(Records about charts and figures)
*-*-*
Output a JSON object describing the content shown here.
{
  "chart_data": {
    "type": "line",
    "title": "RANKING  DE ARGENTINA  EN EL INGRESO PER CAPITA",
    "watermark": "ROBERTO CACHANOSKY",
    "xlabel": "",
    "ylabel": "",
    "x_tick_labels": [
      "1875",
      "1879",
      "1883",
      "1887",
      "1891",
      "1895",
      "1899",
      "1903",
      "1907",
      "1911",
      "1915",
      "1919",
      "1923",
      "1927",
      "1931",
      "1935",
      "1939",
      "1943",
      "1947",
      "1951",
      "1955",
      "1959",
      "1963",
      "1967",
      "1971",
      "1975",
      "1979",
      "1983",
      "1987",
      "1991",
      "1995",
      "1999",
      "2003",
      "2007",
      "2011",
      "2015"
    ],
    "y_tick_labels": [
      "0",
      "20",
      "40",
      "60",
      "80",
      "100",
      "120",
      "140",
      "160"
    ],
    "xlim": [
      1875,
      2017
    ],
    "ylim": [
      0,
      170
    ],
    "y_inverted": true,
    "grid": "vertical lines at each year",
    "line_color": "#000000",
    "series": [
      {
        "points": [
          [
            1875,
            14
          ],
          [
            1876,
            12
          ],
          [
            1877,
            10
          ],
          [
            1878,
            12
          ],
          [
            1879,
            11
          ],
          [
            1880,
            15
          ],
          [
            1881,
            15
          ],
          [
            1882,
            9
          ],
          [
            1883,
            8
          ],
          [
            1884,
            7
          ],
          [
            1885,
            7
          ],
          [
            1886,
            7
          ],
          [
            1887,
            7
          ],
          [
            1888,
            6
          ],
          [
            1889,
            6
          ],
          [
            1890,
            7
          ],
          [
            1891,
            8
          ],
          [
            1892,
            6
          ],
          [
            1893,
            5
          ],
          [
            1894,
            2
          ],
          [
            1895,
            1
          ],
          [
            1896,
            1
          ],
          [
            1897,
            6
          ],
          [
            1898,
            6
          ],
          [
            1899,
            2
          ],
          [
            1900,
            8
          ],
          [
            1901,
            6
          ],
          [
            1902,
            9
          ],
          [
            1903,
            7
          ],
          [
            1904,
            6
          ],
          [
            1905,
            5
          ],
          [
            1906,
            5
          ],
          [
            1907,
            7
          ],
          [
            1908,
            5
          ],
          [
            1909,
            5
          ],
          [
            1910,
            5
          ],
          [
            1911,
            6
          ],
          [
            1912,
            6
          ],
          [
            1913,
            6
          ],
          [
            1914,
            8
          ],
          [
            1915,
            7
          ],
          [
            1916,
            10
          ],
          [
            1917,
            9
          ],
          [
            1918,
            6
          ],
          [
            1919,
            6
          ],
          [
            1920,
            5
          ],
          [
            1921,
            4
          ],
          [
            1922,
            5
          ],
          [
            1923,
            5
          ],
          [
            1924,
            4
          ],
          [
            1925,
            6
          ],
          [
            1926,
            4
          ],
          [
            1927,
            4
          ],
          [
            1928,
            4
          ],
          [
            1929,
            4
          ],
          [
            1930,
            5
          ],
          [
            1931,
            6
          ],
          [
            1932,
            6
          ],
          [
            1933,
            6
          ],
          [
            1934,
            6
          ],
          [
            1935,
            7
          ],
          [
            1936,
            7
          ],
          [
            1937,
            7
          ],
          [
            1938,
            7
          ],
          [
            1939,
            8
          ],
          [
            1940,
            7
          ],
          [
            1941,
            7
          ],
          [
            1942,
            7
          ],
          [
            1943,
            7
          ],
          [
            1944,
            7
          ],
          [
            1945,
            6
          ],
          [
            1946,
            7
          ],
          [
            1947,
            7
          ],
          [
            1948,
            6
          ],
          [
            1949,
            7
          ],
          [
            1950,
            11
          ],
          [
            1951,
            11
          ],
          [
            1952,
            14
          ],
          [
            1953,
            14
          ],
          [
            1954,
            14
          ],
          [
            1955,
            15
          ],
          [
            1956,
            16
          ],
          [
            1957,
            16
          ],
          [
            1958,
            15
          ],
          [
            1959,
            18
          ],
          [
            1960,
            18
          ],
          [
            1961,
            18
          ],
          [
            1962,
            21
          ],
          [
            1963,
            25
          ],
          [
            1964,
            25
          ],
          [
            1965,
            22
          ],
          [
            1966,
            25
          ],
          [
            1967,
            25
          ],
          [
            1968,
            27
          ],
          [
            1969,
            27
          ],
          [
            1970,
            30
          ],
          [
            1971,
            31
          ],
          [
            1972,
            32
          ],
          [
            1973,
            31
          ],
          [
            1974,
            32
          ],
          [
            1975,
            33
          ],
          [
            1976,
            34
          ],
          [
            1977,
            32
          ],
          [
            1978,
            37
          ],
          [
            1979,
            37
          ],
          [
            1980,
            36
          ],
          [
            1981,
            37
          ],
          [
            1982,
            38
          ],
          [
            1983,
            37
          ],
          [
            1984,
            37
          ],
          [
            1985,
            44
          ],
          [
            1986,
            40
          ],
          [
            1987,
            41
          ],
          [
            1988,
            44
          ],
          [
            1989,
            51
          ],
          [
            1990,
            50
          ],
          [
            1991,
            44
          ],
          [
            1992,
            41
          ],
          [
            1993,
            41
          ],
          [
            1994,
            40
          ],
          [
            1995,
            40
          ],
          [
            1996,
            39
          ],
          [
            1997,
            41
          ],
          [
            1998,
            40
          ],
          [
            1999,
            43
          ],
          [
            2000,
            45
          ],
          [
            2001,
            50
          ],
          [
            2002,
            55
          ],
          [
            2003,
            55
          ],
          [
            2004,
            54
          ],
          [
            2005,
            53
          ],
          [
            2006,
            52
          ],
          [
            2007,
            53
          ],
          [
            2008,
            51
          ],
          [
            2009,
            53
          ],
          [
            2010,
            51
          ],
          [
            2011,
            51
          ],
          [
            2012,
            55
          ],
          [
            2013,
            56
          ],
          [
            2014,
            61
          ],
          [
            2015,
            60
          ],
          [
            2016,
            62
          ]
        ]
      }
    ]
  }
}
*-*-*
Return the whole listing exactly, with every line included.

_Reply_:
Output a JSON object describing the content shown here.
{
  "chart_data": {
    "type": "line",
    "title": "RANKING  DE ARGENTINA  EN EL INGRESO PER CAPITA",
    "watermark": "ROBERTO CACHANOSKY",
    "xlabel": "",
    "ylabel": "",
    "x_tick_labels": [
      "1875",
      "1879",
      "1883",
      "1887",
      "1891",
      "1895",
      "1899",
      "1903",
      "1907",
      "1911",
      "1915",
      "1919",
      "1923",
      "1927",
      "1931",
      "1935",
      "1939",
      "1943",
      "1947",
      "1951",
      "1955",
      "1959",
      "1963",
      "1967",
      "1971",
      "1975",
      "1979",
      "1983",
      "1987",
      "1991",
      "1995",
      "1999",
      "2003",
      "2007",
      "2011",
      "2015"
    ],
    "y_tick_labels": [
      "0",
      "20",
      "40",
      "60",
      "80",
      "100",
      "120",
      "140",
      "160"
    ],
    "xlim": [
      1875,
      2017
    ],
    "ylim": [
      0,
      170
    ],
    "y_inverted": true,
    "grid": "vertical lines at each year",
    "line_color": "#000000",
    "series": [
      {
        "points": [
          [
            1875,
            14
          ],
          [
            1876,
            12
          ],
          [
            1877,
            10
          ],
          [
            1878,
            12
          ],
          [
            1879,
            11
          ],
          [
            1880,
            15
          ],
          [
            1881,
            15
          ],
          [
            1882,
            9
          ],
          [
            1883,
            8
          ],
          [
            1884,
            7
          ],
          [
            1885,
            7
          ],
          [
            1886,
            7
          ],
          [
            1887,
            7
          ],
          [
            1888,
            6
          ],
          [
            1889,
            6
          ],
          [
            1890,
            7
          ],
          [
            1891,
            8
          ],
          [
            1892,
            6
          ],
          [
            1893,
            5
          ],
          [
            1894,
            2
          ],
          [
            1895,
            1
          ],
          [
            1896,
            1
          ],
          [
            1897,
            6
          ],
          [
            1898,
            6
          ],
          [
            1899,
            2
          ],
          [
            1900,
            8
          ],
          [
            1901,
            6
          ],
          [
            1902,
            9
          ],
          [
            1903,
            7
          ],
          [
            1904,
            6
          ],
          [
            1905,
            5
          ],
          [
            1906,
            5
          ],
          [
            1907,
            7
          ],
          [
            1908,
            5
          ],
          [
            1909,
            5
          ],
          [
            1910,
            5
          ],
          [
            1911,
            6
          ],
          [
            1912,
            6
          ],
          [
            1913,
            6
          ],
          [
            1914,
            8
          ],
          [
            1915,
            7
          ],
          [
            1916,
            10
          ],
          [
            1917,
            9
          ],
          [
            1918,
            6
          ],
          [
            1919,
            6
          ],
          [
            1920,
            5
          ],
          [
            1921,
            4
          ],
          [
            1922,
            5
          ],
          [
            1923,
            5
          ],
          [
            1924,
            4
          ],
          [
            1925,
            6
          ],
          [
            1926,
            4
          ],
          [
            1927,
            4
          ],
          [
            1928,
            4
          ],
          [
            1929,
            4
          ],
          [
            1930,
            5
          ],
          [
            1931,
            6
          ],
          [
            1932,
            6
          ],
          [
            1933,
            6
          ],
          [
            1934,
            6
          ],
          [
            1935,
            7
          ],
          [
            1936,
            7
          ],
          [
            1937,
            7
          ],
          [
            1938,
            7
          ],
          [
            1939,
            8
          ],
          [
            1940,
            7
          ],
          [
            1941,
            7
          ],
          [
            1942,
            7
          ],
          [
            1943,
            7
          ],
          [
            1944,
            7
          ],
          [
            1945,
            6
          ],
          [
            1946,
            7
          ],
          [
            1947,
            7
          ],
          [
            1948,
            6
          ],
          [
            1949,
            7
          ],
          [
            1950,
            11
          ],
          [
            1951,
            11
          ],
          [
            1952,
            14
          ],
          [
            1953,
            14
          ],
          [
            1954,
            14
          ],
          [
            1955,
            15
          ],
          [
            1956,
            16
          ],
          [
            1957,
            16
          ],
          [
            1958,
            15
          ],
          [
            1959,
            18
          ],
          [
            1960,
            18
          ],
          [
            1961,
            18
          ],
          [
            1962,
            21
          ],
          [
            1963,
            25
          ],
          [
            1964,
            25
          ],
          [
            1965,
            22
          ],
          [
            1966,
            25
          ],
          [
            1967,
            25
          ],
          [
            1968,
            27
          ],
          [
            1969,
            27
          ],
          [
            1970,
            30
          ],
          [
            1971,
            31
          ],
          [
            1972,
            32
          ],
          [
            1973,
            31
          ],
          [
            1974,
            32
          ],
          [
            1975,
            33
          ],
          [
            1976,
            34
          ],
          [
            1977,
            32
          ],
          [
            1978,
            37
          ],
          [
            1979,
            37
          ],
          [
            1980,
            36
          ],
          [
            1981,
            37
          ],
          [
            1982,
            38
          ],
          [
            1983,
            37
          ],
          [
            1984,
            37
          ],
          [
            1985,
            44
          ],
          [
            1986,
            40
          ],
          [
            1987,
            41
          ],
          [
            1988,
            44
          ],
          [
            1989,
            51
          ],
          [
            1990,
            50
          ],
          [
            1991,
            44
          ],
          [
            1992,
            41
          ],
          [
            1993,
            41
          ],
          [
            1994,
            40
          ],
          [
            1995,
            40
          ],
          [
            1996,
            39
          ],
          [
            1997,
            41
          ],
          [
            1998,
            40
          ],
          [
            1999,
            43
          ],
          [
            2000,
            45
          ],
          [
            2001,
            50
          ],
          [
            2002,
            55
          ],
          [
            2003,
            55
          ],
          [
            2004,
            54
          ],
          [
            2005,
            53
          ],
          [
            2006,
            52
          ],
          [
            2007,
            53
          ],
          [
            2008,
            51
          ],
          [
            2009,
            53
          ],
          [
            2010,
            51
          ],
          [
            2011,
            51
          ],
          [
            2012,
            55
          ],
          [
            2013,
            56
          ],
          [
            2014,
            61
          ],
          [
            2015,
            60
          ],
          [
            2016,
            62
          ]
        ]
      }
    ]
  }
}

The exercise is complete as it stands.